- _What to work on_:
Extract the data exactly, missing nothing.

Collected data entries

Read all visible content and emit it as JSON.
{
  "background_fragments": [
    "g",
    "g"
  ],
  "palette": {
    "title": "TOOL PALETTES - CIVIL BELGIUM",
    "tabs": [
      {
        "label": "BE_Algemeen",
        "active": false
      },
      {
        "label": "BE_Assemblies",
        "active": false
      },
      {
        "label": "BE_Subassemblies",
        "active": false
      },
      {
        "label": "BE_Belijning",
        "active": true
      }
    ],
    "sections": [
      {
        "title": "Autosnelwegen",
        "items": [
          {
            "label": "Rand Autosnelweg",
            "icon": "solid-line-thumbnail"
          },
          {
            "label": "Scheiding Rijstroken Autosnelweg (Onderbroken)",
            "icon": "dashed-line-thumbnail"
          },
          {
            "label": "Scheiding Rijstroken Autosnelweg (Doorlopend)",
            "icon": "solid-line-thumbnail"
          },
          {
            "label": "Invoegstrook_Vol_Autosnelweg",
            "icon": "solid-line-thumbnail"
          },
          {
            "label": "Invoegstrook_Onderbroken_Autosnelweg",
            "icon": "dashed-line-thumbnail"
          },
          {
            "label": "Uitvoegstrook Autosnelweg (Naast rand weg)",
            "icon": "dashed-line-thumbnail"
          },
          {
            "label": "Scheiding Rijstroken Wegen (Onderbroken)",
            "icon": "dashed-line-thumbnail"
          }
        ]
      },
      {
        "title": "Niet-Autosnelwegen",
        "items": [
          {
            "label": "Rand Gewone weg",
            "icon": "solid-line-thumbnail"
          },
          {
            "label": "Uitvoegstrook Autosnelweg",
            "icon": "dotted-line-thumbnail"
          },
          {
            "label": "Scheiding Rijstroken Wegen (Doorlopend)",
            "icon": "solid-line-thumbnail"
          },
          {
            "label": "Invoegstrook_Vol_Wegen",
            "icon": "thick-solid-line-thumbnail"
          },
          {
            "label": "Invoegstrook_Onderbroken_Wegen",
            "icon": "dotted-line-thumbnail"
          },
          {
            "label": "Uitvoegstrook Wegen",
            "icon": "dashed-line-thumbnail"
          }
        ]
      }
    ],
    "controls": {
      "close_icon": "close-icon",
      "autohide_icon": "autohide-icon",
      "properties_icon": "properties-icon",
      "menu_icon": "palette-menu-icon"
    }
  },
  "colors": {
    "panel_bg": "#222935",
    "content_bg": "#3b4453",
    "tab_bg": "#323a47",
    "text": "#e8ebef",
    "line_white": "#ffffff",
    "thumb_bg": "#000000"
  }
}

- _Reply to the exercise_:
Read all visible content and emit it as JSON.
{
  "background_fragments": [
    "g",
    "g"
  ],
  "palette": {
    "title": "TOOL PALETTES - CIVIL BELGIUM",
    "tabs": [
      {
        "label": "BE_Algemeen",
        "active": false
      },
      {
        "label": "BE_Assemblies",
        "active": false
      },
      {
        "label": "BE_Subassemblies",
        "active": false
      },
      {
        "label": "BE_Belijning",
        "active": true
      }
    ],
    "sections": [
      {
        "title": "Autosnelwegen",
        "items": [
          {
            "label": "Rand Autosnelweg",
            "icon": "solid-line-thumbnail"
          },
          {
            "label": "Scheiding Rijstroken Autosnelweg (Onderbroken)",
            "icon": "dashed-line-thumbnail"
          },
          {
            "label": "Scheiding Rijstroken Autosnelweg (Doorlopend)",
            "icon": "solid-line-thumbnail"
          },
          {
            "label": "Invoegstrook_Vol_Autosnelweg",
            "icon": "solid-line-thumbnail"
          },
          {
            "label": "Invoegstrook_Onderbroken_Autosnelweg",
            "icon": "dashed-line-thumbnail"
          },
          {
            "label": "Uitvoegstrook Autosnelweg (Naast rand weg)",
            "icon": "dashed-line-thumbnail"
          },
          {
            "label": "Scheiding Rijstroken Wegen (Onderbroken)",
            "icon": "dashed-line-thumbnail"
          }
        ]
      },
      {
        "title": "Niet-Autosnelwegen",
        "items": [
          {
            "label": "Rand Gewone weg",
            "icon": "solid-line-thumbnail"
          },
          {
            "label": "Uitvoegstrook Autosnelweg",
            "icon": "dotted-line-thumbnail"
          },
          {
            "label": "Scheiding Rijstroken Wegen (Doorlopend)",
            "icon": "solid-line-thumbnail"
          },
          {
            "label": "Invoegstrook_Vol_Wegen",
            "icon": "thick-solid-line-thumbnail"
          },
          {
            "label": "Invoegstrook_Onderbroken_Wegen",
            "icon": "dotted-line-thumbnail"
          },
          {
            "label": "Uitvoegstrook Wegen",
            "icon": "dashed-line-thumbnail"
          }
        ]
      }
    ],
    "controls": {
      "close_icon": "close-icon",
      "autohide_icon": "autohide-icon",
      "properties_icon": "properties-icon",
      "menu_icon": "palette-menu-icon"
    }
  },
  "colors": {
    "panel_bg": "#222935",
    "content_bg": "#3b4453",
    "tab_bg": "#323a47",
    "text": "#e8ebef",
    "line_white": "#ffffff",
    "thumb_bg": "#000000"
  }
}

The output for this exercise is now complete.